## DIRECTIONS
Reproduce each line of the material precisely.

## RECORDS FOR THIS EXERCISE
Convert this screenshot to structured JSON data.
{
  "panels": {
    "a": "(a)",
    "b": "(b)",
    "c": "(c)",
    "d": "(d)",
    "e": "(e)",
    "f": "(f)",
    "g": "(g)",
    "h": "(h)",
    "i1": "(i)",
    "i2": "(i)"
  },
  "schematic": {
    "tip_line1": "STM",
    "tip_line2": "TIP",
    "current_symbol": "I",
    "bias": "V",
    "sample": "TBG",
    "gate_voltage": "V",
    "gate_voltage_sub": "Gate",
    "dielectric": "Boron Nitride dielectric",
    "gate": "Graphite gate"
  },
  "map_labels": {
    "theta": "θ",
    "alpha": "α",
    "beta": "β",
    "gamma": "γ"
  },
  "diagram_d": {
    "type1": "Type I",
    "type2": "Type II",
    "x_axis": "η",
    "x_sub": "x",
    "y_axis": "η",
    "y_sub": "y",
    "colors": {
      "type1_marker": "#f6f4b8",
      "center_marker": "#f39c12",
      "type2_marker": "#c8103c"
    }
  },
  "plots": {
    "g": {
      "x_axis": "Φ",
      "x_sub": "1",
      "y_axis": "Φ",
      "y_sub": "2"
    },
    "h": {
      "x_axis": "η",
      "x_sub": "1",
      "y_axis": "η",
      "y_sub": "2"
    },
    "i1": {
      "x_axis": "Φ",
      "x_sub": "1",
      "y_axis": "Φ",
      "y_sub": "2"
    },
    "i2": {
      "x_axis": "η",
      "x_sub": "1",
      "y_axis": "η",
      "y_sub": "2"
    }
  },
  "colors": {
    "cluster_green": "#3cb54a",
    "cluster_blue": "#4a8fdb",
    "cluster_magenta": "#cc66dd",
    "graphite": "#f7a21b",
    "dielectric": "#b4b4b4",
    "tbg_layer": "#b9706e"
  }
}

## COMPLETE RESPONSE
Convert this screenshot to structured JSON data.
{
  "panels": {
    "a": "(a)",
    "b": "(b)",
    "c": "(c)",
    "d": "(d)",
    "e": "(e)",
    "f": "(f)",
    "g": "(g)",
    "h": "(h)",
    "i1": "(i)",
    "i2": "(i)"
  },
  "schematic": {
    "tip_line1": "STM",
    "tip_line2": "TIP",
    "current_symbol": "I",
    "bias": "V",
    "sample": "TBG",
    "gate_voltage": "V",
    "gate_voltage_sub": "Gate",
    "dielectric": "Boron Nitride dielectric",
    "gate": "Graphite gate"
  },
  "map_labels": {
    "theta": "θ",
    "alpha": "α",
    "beta": "β",
    "gamma": "γ"
  },
  "diagram_d": {
    "type1": "Type I",
    "type2": "Type II",
    "x_axis": "η",
    "x_sub": "x",
    "y_axis": "η",
    "y_sub": "y",
    "colors": {
      "type1_marker": "#f6f4b8",
      "center_marker": "#f39c12",
      "type2_marker": "#c8103c"
    }
  },
  "plots": {
    "g": {
      "x_axis": "Φ",
      "x_sub": "1",
      "y_axis": "Φ",
      "y_sub": "2"
    },
    "h": {
      "x_axis": "η",
      "x_sub": "1",
      "y_axis": "η",
      "y_sub": "2"
    },
    "i1": {
      "x_axis": "Φ",
      "x_sub": "1",
      "y_axis": "Φ",
      "y_sub": "2"
    },
    "i2": {
      "x_axis": "η",
      "x_sub": "1",
      "y_axis": "η",
      "y_sub": "2"
    }
  },
  "colors": {
    "cluster_green": "#3cb54a",
    "cluster_blue": "#4a8fdb",
    "cluster_magenta": "#cc66dd",
    "graphite": "#f7a21b",
    "dielectric": "#b4b4b4",
    "tbg_layer": "#b9706e"
  }
}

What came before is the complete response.